Copy out every one of the following rows word for word, without changing anything.

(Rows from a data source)
┄┄┄┄┄┄┄┄┄┄

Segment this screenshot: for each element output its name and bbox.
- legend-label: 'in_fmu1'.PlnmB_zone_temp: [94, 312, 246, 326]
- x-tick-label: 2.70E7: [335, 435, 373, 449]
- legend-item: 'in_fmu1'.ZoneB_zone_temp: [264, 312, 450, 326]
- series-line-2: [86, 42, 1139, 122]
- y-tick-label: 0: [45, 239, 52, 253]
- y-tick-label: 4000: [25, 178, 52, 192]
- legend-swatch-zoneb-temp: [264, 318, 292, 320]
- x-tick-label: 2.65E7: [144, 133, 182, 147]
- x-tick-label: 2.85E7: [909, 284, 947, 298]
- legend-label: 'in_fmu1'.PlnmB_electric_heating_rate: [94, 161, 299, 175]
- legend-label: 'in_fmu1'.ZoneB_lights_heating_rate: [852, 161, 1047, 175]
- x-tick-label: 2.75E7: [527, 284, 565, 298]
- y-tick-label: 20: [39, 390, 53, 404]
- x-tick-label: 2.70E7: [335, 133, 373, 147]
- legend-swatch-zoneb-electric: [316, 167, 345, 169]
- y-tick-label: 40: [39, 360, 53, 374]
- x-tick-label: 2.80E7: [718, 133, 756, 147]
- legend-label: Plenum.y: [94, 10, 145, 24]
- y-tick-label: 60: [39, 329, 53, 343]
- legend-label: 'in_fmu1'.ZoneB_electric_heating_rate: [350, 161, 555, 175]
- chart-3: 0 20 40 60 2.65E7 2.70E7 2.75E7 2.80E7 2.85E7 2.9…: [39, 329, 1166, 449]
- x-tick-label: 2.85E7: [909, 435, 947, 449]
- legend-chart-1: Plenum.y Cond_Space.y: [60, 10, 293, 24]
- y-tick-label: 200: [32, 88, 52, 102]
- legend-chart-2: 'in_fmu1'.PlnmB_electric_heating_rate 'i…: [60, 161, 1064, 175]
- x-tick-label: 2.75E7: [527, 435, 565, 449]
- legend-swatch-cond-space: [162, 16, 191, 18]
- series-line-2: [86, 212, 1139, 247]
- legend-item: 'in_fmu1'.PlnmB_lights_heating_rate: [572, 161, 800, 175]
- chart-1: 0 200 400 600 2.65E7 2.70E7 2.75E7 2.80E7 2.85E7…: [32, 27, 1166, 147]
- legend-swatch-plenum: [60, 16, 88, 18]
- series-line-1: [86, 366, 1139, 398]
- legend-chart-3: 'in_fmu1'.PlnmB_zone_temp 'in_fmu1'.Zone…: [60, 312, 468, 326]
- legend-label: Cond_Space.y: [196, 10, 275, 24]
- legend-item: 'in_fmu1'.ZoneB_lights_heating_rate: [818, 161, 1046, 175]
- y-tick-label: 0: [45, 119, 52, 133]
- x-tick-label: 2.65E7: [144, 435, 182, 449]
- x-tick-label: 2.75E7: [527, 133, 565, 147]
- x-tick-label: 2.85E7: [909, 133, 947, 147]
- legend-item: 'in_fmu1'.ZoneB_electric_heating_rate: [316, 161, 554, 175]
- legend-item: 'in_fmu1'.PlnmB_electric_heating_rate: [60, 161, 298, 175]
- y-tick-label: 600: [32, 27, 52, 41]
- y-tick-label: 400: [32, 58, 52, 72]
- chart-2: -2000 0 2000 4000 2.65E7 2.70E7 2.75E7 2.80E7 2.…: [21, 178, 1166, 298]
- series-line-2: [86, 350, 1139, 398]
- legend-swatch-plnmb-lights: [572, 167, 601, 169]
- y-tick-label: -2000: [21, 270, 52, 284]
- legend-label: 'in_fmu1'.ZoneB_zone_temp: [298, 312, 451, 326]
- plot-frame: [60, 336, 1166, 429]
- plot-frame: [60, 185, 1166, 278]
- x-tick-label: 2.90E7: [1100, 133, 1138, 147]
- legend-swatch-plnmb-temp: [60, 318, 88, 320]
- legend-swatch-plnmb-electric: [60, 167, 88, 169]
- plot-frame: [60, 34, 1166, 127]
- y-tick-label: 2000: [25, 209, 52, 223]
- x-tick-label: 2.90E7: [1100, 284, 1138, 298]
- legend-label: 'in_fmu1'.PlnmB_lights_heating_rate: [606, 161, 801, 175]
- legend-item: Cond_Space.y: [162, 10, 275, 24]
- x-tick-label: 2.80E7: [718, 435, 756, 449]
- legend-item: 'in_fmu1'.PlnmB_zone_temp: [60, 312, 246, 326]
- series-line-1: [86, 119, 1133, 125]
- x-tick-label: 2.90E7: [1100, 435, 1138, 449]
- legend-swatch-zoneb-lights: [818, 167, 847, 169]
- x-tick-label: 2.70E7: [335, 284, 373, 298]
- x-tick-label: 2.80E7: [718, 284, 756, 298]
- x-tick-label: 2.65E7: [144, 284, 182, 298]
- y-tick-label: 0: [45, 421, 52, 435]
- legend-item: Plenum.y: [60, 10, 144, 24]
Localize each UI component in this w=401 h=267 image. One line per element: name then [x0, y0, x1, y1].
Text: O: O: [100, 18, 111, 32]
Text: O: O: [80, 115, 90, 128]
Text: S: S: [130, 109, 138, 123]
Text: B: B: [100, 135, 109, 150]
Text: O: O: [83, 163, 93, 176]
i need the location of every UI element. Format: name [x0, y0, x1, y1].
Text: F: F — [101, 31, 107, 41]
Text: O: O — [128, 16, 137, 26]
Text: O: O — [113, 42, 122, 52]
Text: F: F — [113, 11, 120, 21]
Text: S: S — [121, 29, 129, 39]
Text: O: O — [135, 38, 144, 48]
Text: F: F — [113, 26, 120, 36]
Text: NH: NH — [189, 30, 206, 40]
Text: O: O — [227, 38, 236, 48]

┄┄┄┄┄┄┄┄┄┄

RESULT OF THIS EXERCISE:
Segment this screenshot: for each element output its name and bbox.
- legend-label: 'in_fmu1'.PlnmB_zone_temp: [94, 312, 246, 326]
- x-tick-label: 2.70E7: [335, 435, 373, 449]
- legend-item: 'in_fmu1'.ZoneB_zone_temp: [264, 312, 450, 326]
- series-line-2: [86, 42, 1139, 122]
- y-tick-label: 0: [45, 239, 52, 253]
- y-tick-label: 4000: [25, 178, 52, 192]
- legend-swatch-zoneb-temp: [264, 318, 292, 320]
- x-tick-label: 2.65E7: [144, 133, 182, 147]
- x-tick-label: 2.85E7: [909, 284, 947, 298]
- legend-label: 'in_fmu1'.PlnmB_electric_heating_rate: [94, 161, 299, 175]
- legend-label: 'in_fmu1'.ZoneB_lights_heating_rate: [852, 161, 1047, 175]
- x-tick-label: 2.75E7: [527, 284, 565, 298]
- y-tick-label: 20: [39, 390, 53, 404]
- x-tick-label: 2.70E7: [335, 133, 373, 147]
- legend-swatch-zoneb-electric: [316, 167, 345, 169]
- y-tick-label: 40: [39, 360, 53, 374]
- x-tick-label: 2.80E7: [718, 133, 756, 147]
- legend-label: Plenum.y: [94, 10, 145, 24]
- y-tick-label: 60: [39, 329, 53, 343]
- legend-label: 'in_fmu1'.ZoneB_electric_heating_rate: [350, 161, 555, 175]
- chart-3: 0 20 40 60 2.65E7 2.70E7 2.75E7 2.80E7 2.85E7 2.9…: [39, 329, 1166, 449]
- x-tick-label: 2.85E7: [909, 435, 947, 449]
- legend-chart-1: Plenum.y Cond_Space.y: [60, 10, 293, 24]
- y-tick-label: 200: [32, 88, 52, 102]
- legend-chart-2: 'in_fmu1'.PlnmB_electric_heating_rate 'i…: [60, 161, 1064, 175]
- x-tick-label: 2.75E7: [527, 435, 565, 449]
- legend-swatch-cond-space: [162, 16, 191, 18]
- series-line-2: [86, 212, 1139, 247]
- legend-item: 'in_fmu1'.PlnmB_lights_heating_rate: [572, 161, 800, 175]
- chart-1: 0 200 400 600 2.65E7 2.70E7 2.75E7 2.80E7 2.85E7…: [32, 27, 1166, 147]
- legend-swatch-plenum: [60, 16, 88, 18]
- series-line-1: [86, 366, 1139, 398]
- legend-chart-3: 'in_fmu1'.PlnmB_zone_temp 'in_fmu1'.Zone…: [60, 312, 468, 326]
- legend-label: Cond_Space.y: [196, 10, 275, 24]
- legend-item: 'in_fmu1'.ZoneB_lights_heating_rate: [818, 161, 1046, 175]
- y-tick-label: 0: [45, 119, 52, 133]
- x-tick-label: 2.65E7: [144, 435, 182, 449]
- x-tick-label: 2.75E7: [527, 133, 565, 147]
- x-tick-label: 2.85E7: [909, 133, 947, 147]
- legend-item: 'in_fmu1'.ZoneB_electric_heating_rate: [316, 161, 554, 175]
- legend-item: 'in_fmu1'.PlnmB_electric_heating_rate: [60, 161, 298, 175]
- y-tick-label: 600: [32, 27, 52, 41]
- y-tick-label: 400: [32, 58, 52, 72]
- chart-2: -2000 0 2000 4000 2.65E7 2.70E7 2.75E7 2.80E7 2.…: [21, 178, 1166, 298]
- series-line-2: [86, 350, 1139, 398]
- legend-swatch-plnmb-lights: [572, 167, 601, 169]
- y-tick-label: -2000: [21, 270, 52, 284]
- legend-label: 'in_fmu1'.ZoneB_zone_temp: [298, 312, 451, 326]
- plot-frame: [60, 336, 1166, 429]
- plot-frame: [60, 185, 1166, 278]
- x-tick-label: 2.90E7: [1100, 133, 1138, 147]
- legend-swatch-plnmb-temp: [60, 318, 88, 320]
- legend-swatch-plnmb-electric: [60, 167, 88, 169]
- plot-frame: [60, 34, 1166, 127]
- y-tick-label: 2000: [25, 209, 52, 223]
- x-tick-label: 2.90E7: [1100, 284, 1138, 298]
- legend-label: 'in_fmu1'.PlnmB_lights_heating_rate: [606, 161, 801, 175]
- legend-item: Cond_Space.y: [162, 10, 275, 24]
- x-tick-label: 2.80E7: [718, 435, 756, 449]
- legend-item: 'in_fmu1'.PlnmB_zone_temp: [60, 312, 246, 326]
- series-line-1: [86, 119, 1133, 125]
- x-tick-label: 2.90E7: [1100, 435, 1138, 449]
- legend-swatch-zoneb-lights: [818, 167, 847, 169]
- x-tick-label: 2.70E7: [335, 284, 373, 298]
- x-tick-label: 2.80E7: [718, 284, 756, 298]
- x-tick-label: 2.65E7: [144, 284, 182, 298]
- y-tick-label: 0: [45, 421, 52, 435]
- legend-item: Plenum.y: [60, 10, 144, 24]
Localize each UI component in this w=401 h=267 image. One line per element: name then [x0, y0, x1, y1].
Text: O: O: [100, 18, 111, 32]
Text: O: O: [80, 115, 90, 128]
Text: S: S: [130, 109, 138, 123]
Text: B: B: [100, 135, 109, 150]
Text: O: O: [83, 163, 93, 176]
i need the location of every UI element. Format: name [x0, y0, x1, y1].
Text: F: F — [101, 31, 107, 41]
Text: O: O — [128, 16, 137, 26]
Text: O: O — [113, 42, 122, 52]
Text: F: F — [113, 11, 120, 21]
Text: S: S — [121, 29, 129, 39]
Text: O: O — [135, 38, 144, 48]
Text: F: F — [113, 26, 120, 36]
Text: NH: NH — [189, 30, 206, 40]
Text: O: O — [227, 38, 236, 48]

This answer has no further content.